Written exercise: Extract all lines in the data that contain the word "this".

Provided records:
================
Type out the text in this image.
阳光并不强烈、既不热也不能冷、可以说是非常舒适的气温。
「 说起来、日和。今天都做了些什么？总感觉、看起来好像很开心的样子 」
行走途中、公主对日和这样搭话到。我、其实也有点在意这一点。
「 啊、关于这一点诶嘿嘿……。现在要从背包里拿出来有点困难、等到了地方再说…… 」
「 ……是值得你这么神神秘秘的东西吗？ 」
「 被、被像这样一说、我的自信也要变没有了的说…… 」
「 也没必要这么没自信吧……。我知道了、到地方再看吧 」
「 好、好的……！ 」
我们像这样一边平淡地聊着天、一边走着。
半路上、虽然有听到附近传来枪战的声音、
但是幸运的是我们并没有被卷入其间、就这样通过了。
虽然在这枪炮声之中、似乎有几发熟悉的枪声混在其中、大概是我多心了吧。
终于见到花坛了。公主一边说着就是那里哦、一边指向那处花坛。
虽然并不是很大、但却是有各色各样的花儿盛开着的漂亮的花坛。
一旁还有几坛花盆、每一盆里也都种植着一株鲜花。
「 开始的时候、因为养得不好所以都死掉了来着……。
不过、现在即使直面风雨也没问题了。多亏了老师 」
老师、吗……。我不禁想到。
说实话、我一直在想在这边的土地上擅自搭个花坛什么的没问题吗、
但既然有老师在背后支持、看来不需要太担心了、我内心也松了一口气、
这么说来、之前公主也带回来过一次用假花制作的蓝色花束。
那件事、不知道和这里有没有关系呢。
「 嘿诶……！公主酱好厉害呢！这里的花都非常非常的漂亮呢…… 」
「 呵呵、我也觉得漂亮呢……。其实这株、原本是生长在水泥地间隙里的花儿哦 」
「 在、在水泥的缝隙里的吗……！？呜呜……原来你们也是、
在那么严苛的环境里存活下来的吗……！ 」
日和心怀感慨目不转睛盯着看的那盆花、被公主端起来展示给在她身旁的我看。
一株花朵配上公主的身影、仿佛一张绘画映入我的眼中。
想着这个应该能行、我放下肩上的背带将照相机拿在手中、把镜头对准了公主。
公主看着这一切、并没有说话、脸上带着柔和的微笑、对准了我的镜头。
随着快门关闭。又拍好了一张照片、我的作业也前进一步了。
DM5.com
================
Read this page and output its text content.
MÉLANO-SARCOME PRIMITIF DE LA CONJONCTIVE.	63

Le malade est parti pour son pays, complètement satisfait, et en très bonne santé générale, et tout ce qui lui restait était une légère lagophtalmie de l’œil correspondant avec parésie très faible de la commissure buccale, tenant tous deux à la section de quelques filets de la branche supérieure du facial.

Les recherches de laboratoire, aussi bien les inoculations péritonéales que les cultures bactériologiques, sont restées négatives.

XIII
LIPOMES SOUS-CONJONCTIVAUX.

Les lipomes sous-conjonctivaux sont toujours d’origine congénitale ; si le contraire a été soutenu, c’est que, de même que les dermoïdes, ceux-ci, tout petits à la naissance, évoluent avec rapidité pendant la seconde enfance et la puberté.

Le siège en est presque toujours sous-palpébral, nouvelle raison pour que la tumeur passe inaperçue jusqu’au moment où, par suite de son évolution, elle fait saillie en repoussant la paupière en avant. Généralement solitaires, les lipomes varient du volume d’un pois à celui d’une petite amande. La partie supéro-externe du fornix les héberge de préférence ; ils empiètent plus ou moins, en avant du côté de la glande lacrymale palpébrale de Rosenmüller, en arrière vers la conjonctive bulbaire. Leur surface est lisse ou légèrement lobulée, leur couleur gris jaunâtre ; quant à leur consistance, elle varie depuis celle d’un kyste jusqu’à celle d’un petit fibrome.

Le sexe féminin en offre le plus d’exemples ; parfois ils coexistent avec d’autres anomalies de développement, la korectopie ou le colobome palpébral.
================
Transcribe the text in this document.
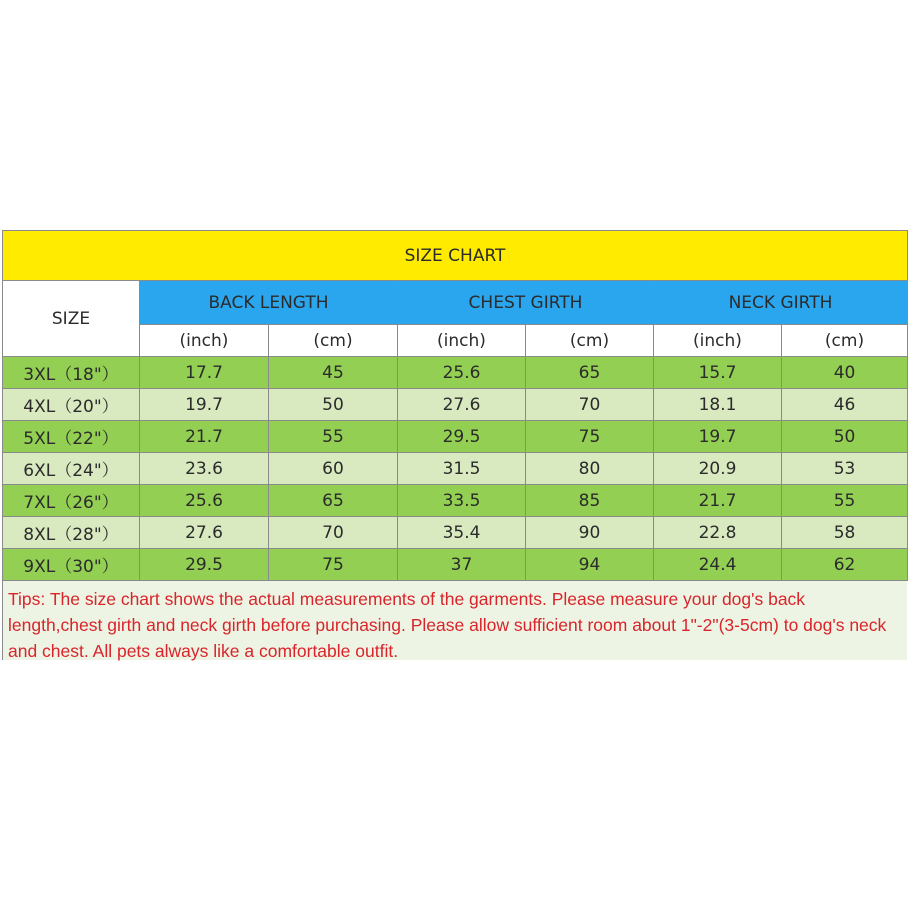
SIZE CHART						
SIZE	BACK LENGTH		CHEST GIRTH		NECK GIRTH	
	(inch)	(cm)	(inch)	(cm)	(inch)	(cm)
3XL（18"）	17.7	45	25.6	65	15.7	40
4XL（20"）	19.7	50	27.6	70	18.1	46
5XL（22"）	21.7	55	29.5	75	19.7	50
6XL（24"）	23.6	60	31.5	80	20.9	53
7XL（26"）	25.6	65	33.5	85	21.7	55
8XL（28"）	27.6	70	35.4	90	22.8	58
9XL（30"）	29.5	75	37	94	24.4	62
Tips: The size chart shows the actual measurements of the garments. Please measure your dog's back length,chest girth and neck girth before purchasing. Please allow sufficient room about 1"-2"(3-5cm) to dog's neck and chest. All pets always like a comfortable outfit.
================
Exercise output:
Type out the text in this image.
Read this page and output its text content.
Transcribe the text in this document.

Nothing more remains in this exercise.